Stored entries
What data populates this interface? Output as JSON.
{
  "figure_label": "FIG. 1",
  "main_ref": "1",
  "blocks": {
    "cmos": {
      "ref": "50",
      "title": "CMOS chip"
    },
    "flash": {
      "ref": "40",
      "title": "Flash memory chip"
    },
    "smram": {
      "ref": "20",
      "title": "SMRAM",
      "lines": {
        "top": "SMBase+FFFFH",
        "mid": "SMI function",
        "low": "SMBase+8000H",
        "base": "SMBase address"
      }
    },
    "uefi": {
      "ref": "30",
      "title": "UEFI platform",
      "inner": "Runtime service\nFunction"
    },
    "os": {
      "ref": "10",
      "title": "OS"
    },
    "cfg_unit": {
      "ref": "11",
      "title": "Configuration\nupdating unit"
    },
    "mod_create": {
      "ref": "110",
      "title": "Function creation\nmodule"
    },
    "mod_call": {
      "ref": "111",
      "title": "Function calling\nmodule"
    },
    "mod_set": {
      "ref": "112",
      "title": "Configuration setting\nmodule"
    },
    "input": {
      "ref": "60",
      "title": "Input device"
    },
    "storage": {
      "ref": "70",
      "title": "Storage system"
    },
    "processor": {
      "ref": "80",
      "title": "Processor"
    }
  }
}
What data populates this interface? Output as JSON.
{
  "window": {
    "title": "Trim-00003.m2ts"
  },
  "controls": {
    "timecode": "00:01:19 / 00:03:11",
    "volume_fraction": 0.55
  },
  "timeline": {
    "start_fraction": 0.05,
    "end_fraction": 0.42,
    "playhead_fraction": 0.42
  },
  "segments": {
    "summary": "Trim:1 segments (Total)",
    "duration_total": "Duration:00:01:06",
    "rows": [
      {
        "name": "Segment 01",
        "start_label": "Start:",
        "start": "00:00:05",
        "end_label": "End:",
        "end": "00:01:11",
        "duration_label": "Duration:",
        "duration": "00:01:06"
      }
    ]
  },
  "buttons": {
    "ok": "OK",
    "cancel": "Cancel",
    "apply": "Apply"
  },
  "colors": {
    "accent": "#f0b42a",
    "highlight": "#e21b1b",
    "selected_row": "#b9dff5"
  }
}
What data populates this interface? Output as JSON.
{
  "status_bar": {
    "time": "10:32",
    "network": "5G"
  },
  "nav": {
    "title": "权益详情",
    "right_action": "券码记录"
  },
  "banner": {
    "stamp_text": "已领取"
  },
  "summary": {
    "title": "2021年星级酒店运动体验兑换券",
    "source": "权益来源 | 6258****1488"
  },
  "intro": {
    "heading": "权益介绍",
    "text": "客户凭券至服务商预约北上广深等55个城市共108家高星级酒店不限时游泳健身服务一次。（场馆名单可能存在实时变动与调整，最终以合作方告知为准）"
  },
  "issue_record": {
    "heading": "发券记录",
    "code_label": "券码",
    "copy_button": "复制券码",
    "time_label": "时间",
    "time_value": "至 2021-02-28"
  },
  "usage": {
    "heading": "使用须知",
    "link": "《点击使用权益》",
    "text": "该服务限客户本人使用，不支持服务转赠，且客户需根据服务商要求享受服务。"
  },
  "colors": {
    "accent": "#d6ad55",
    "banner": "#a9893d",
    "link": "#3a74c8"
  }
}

REQUIRED TASK ▸ Copy out each record, keeping every word as it is.

SOLUTION TO THE EXERCISE ▸
What data populates this interface? Output as JSON.
{
  "figure_label": "FIG. 1",
  "main_ref": "1",
  "blocks": {
    "cmos": {
      "ref": "50",
      "title": "CMOS chip"
    },
    "flash": {
      "ref": "40",
      "title": "Flash memory chip"
    },
    "smram": {
      "ref": "20",
      "title": "SMRAM",
      "lines": {
        "top": "SMBase+FFFFH",
        "mid": "SMI function",
        "low": "SMBase+8000H",
        "base": "SMBase address"
      }
    },
    "uefi": {
      "ref": "30",
      "title": "UEFI platform",
      "inner": "Runtime service\nFunction"
    },
    "os": {
      "ref": "10",
      "title": "OS"
    },
    "cfg_unit": {
      "ref": "11",
      "title": "Configuration\nupdating unit"
    },
    "mod_create": {
      "ref": "110",
      "title": "Function creation\nmodule"
    },
    "mod_call": {
      "ref": "111",
      "title": "Function calling\nmodule"
    },
    "mod_set": {
      "ref": "112",
      "title": "Configuration setting\nmodule"
    },
    "input": {
      "ref": "60",
      "title": "Input device"
    },
    "storage": {
      "ref": "70",
      "title": "Storage system"
    },
    "processor": {
      "ref": "80",
      "title": "Processor"
    }
  }
}
What data populates this interface? Output as JSON.
{
  "window": {
    "title": "Trim-00003.m2ts"
  },
  "controls": {
    "timecode": "00:01:19 / 00:03:11",
    "volume_fraction": 0.55
  },
  "timeline": {
    "start_fraction": 0.05,
    "end_fraction": 0.42,
    "playhead_fraction": 0.42
  },
  "segments": {
    "summary": "Trim:1 segments (Total)",
    "duration_total": "Duration:00:01:06",
    "rows": [
      {
        "name": "Segment 01",
        "start_label": "Start:",
        "start": "00:00:05",
        "end_label": "End:",
        "end": "00:01:11",
        "duration_label": "Duration:",
        "duration": "00:01:06"
      }
    ]
  },
  "buttons": {
    "ok": "OK",
    "cancel": "Cancel",
    "apply": "Apply"
  },
  "colors": {
    "accent": "#f0b42a",
    "highlight": "#e21b1b",
    "selected_row": "#b9dff5"
  }
}
What data populates this interface? Output as JSON.
{
  "status_bar": {
    "time": "10:32",
    "network": "5G"
  },
  "nav": {
    "title": "权益详情",
    "right_action": "券码记录"
  },
  "banner": {
    "stamp_text": "已领取"
  },
  "summary": {
    "title": "2021年星级酒店运动体验兑换券",
    "source": "权益来源 | 6258****1488"
  },
  "intro": {
    "heading": "权益介绍",
    "text": "客户凭券至服务商预约北上广深等55个城市共108家高星级酒店不限时游泳健身服务一次。（场馆名单可能存在实时变动与调整，最终以合作方告知为准）"
  },
  "issue_record": {
    "heading": "发券记录",
    "code_label": "券码",
    "copy_button": "复制券码",
    "time_label": "时间",
    "time_value": "至 2021-02-28"
  },
  "usage": {
    "heading": "使用须知",
    "link": "《点击使用权益》",
    "text": "该服务限客户本人使用，不支持服务转赠，且客户需根据服务商要求享受服务。"
  },
  "colors": {
    "accent": "#d6ad55",
    "banner": "#a9893d",
    "link": "#3a74c8"
  }
}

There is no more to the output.